### Set task
How many of the rows below contain the string "door"? Count them and reply with the number alone.
--- start Records shown ---
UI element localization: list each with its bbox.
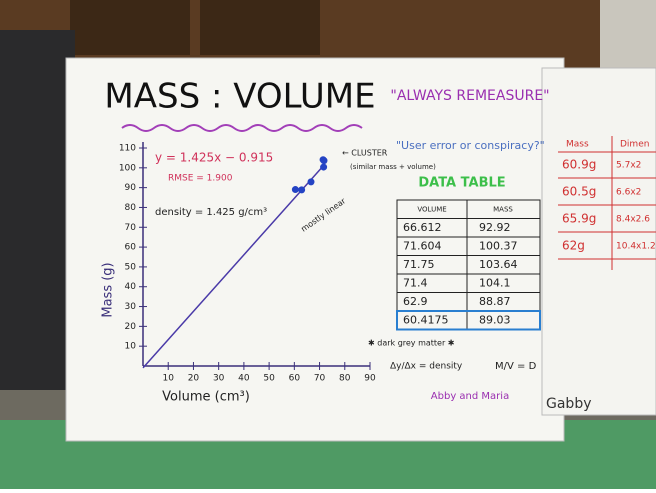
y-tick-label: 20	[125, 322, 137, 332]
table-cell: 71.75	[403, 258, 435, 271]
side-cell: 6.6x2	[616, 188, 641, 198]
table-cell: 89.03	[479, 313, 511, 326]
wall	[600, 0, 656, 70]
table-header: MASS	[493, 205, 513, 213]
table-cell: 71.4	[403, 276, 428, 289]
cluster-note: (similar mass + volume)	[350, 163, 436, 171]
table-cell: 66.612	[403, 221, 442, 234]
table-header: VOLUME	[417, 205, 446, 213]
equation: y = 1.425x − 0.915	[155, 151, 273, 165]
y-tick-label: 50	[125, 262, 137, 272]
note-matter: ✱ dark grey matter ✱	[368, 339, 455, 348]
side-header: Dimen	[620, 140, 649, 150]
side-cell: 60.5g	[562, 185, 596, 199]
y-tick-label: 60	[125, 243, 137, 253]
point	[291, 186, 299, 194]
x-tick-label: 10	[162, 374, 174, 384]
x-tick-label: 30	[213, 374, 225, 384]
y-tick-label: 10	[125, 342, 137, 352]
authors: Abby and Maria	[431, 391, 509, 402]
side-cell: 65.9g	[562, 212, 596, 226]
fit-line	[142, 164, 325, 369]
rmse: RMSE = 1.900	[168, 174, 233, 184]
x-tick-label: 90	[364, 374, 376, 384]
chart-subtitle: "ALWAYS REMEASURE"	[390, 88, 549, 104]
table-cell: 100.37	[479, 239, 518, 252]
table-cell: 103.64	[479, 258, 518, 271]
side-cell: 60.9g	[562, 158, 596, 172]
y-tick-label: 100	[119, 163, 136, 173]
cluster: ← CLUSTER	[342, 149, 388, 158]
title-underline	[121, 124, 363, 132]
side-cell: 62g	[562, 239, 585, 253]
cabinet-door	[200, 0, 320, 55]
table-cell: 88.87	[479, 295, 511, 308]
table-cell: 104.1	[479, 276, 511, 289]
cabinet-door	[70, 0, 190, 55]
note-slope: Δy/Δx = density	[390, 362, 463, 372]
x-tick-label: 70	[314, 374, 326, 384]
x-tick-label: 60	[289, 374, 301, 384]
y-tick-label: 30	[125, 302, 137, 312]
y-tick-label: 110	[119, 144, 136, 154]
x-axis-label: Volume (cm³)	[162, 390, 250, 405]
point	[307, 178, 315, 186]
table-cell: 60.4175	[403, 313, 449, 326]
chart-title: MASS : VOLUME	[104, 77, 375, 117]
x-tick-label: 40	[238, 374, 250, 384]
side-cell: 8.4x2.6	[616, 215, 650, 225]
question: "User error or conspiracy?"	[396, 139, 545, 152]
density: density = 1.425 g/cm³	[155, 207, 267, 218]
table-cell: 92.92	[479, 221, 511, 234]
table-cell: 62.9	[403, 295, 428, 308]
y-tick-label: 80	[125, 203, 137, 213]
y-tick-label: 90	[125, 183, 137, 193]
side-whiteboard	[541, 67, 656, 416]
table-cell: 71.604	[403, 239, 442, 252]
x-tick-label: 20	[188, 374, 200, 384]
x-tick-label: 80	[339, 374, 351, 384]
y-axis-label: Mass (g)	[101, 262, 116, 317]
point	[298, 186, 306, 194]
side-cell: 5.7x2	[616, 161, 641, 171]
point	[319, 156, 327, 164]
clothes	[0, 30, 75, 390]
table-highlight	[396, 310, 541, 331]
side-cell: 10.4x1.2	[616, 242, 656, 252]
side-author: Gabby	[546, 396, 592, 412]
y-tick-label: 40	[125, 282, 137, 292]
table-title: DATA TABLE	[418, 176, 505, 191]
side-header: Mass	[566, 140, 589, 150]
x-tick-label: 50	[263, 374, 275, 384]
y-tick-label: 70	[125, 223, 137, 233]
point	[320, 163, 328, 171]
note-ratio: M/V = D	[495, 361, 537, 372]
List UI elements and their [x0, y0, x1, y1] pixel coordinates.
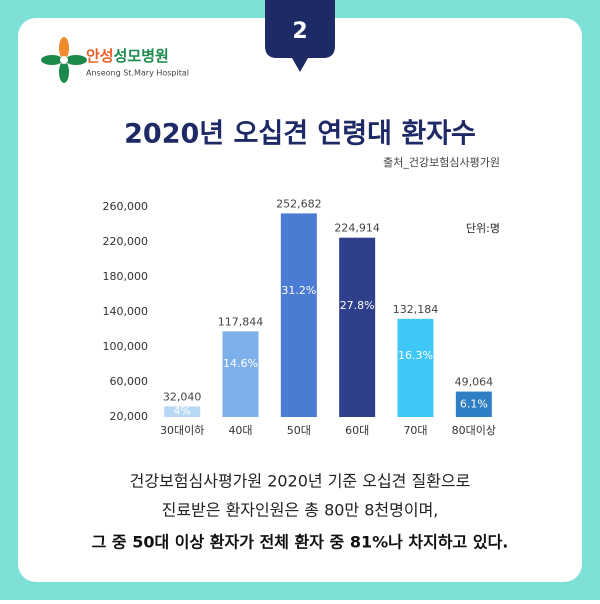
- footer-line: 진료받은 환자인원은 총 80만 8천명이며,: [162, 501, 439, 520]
--- end Records shown ---
### Solved problem
2